>>>

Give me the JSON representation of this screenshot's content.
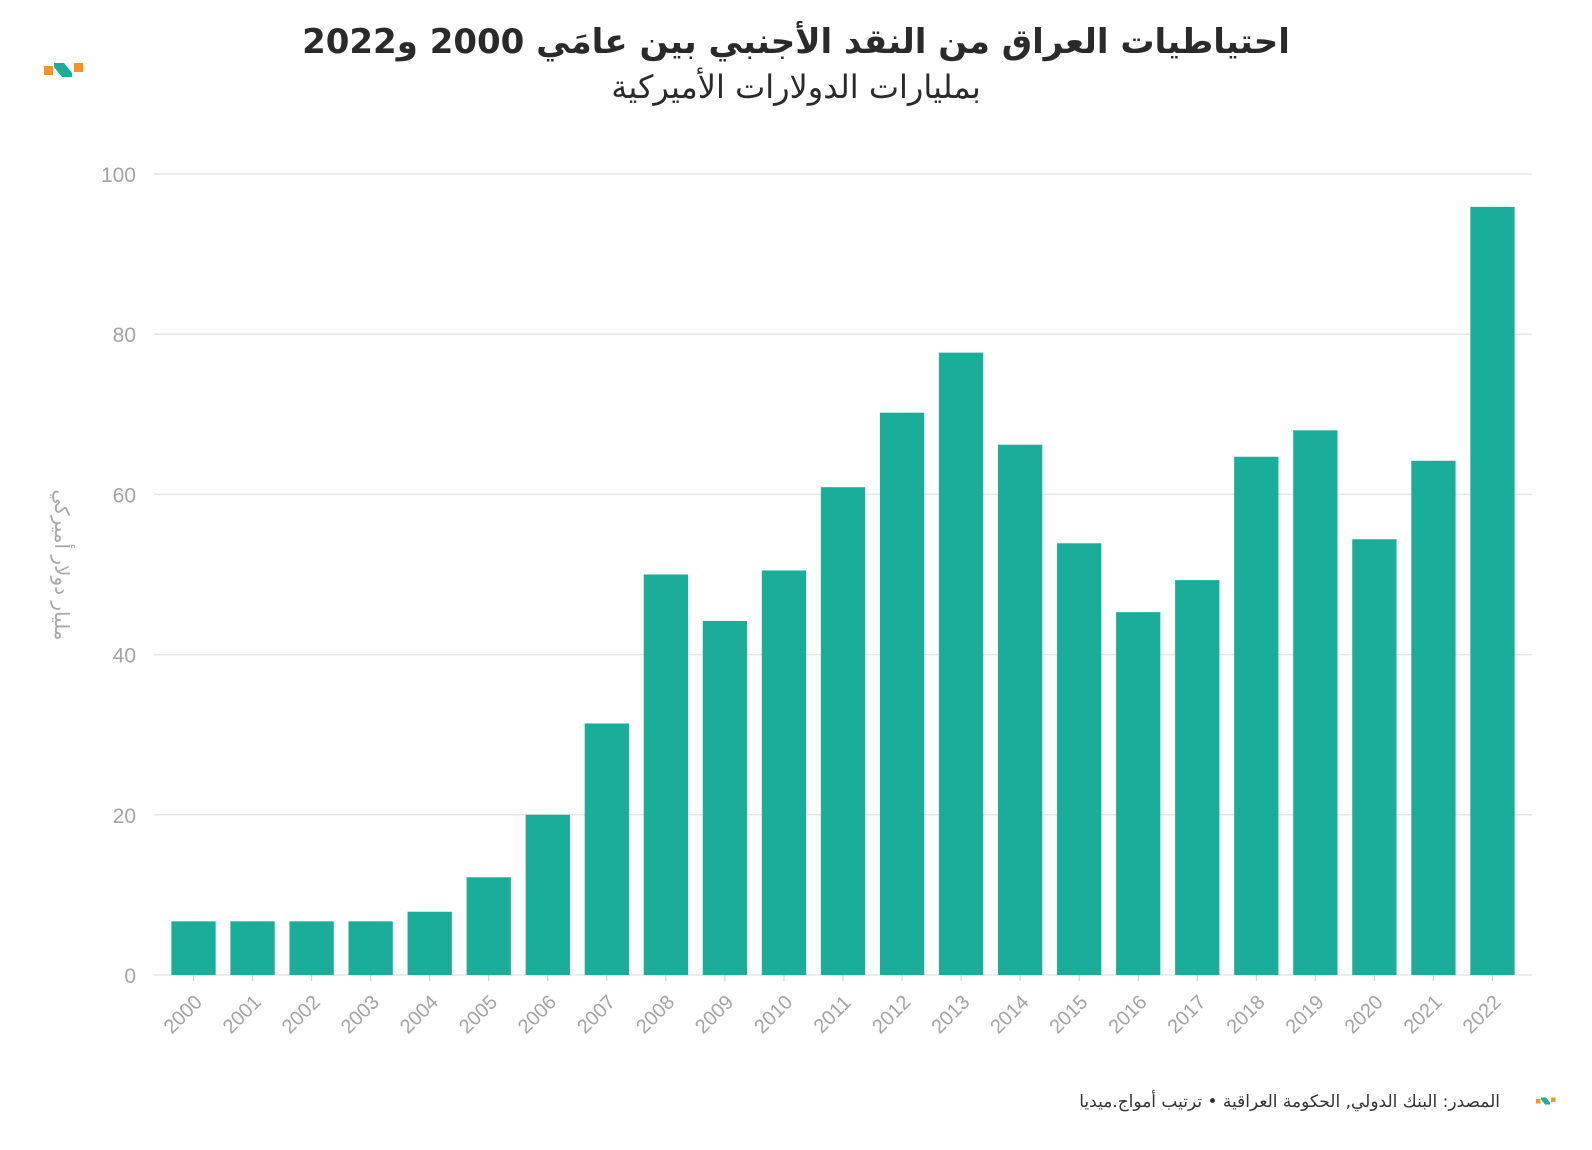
{
  "chart_data": {
    "type": "bar",
    "title": "احتياطيات العراق من النقد الأجنبي بين عامَي 2000 و2022",
    "subtitle": "بمليارات الدولارات الأميركية",
    "ylabel": "مليار دولار أميركي",
    "xlabel": "",
    "ylim": [
      0,
      100
    ],
    "yticks": [
      0,
      20,
      40,
      60,
      80,
      100
    ],
    "categories": [
      "2000",
      "2001",
      "2002",
      "2003",
      "2004",
      "2005",
      "2006",
      "2007",
      "2008",
      "2009",
      "2010",
      "2011",
      "2012",
      "2013",
      "2014",
      "2015",
      "2016",
      "2017",
      "2018",
      "2019",
      "2020",
      "2021",
      "2022"
    ],
    "values": [
      6.7,
      6.7,
      6.7,
      6.7,
      7.9,
      12.2,
      20.0,
      31.4,
      50.0,
      44.2,
      50.5,
      60.9,
      70.2,
      77.7,
      66.2,
      53.9,
      45.3,
      49.3,
      64.7,
      68.0,
      54.4,
      64.2,
      95.9
    ],
    "grid": true,
    "bar_color": "#1aae9a",
    "source": "المصدر: البنك الدولي, الحكومة العراقية • ترتيب أمواج.ميديا"
  },
  "colors": {
    "grid": "#e6e6e6",
    "tick_text": "#a3a3a3",
    "logo_orange": "#f7941d",
    "logo_teal": "#1aae9a"
  }
}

<<<

Skip the pictures and print each record exactly as it stands.

Give me the JSON representation of this screenshot's content.
{
  "chart_data": {
    "type": "bar",
    "title": "احتياطيات العراق من النقد الأجنبي بين عامَي 2000 و2022",
    "subtitle": "بمليارات الدولارات الأميركية",
    "ylabel": "مليار دولار أميركي",
    "xlabel": "",
    "ylim": [
      0,
      100
    ],
    "yticks": [
      0,
      20,
      40,
      60,
      80,
      100
    ],
    "categories": [
      "2000",
      "2001",
      "2002",
      "2003",
      "2004",
      "2005",
      "2006",
      "2007",
      "2008",
      "2009",
      "2010",
      "2011",
      "2012",
      "2013",
      "2014",
      "2015",
      "2016",
      "2017",
      "2018",
      "2019",
      "2020",
      "2021",
      "2022"
    ],
    "values": [
      6.7,
      6.7,
      6.7,
      6.7,
      7.9,
      12.2,
      20.0,
      31.4,
      50.0,
      44.2,
      50.5,
      60.9,
      70.2,
      77.7,
      66.2,
      53.9,
      45.3,
      49.3,
      64.7,
      68.0,
      54.4,
      64.2,
      95.9
    ],
    "grid": true,
    "bar_color": "#1aae9a",
    "source": "المصدر: البنك الدولي, الحكومة العراقية • ترتيب أمواج.ميديا"
  },
  "colors": {
    "grid": "#e6e6e6",
    "tick_text": "#a3a3a3",
    "logo_orange": "#f7941d",
    "logo_teal": "#1aae9a"
  }
}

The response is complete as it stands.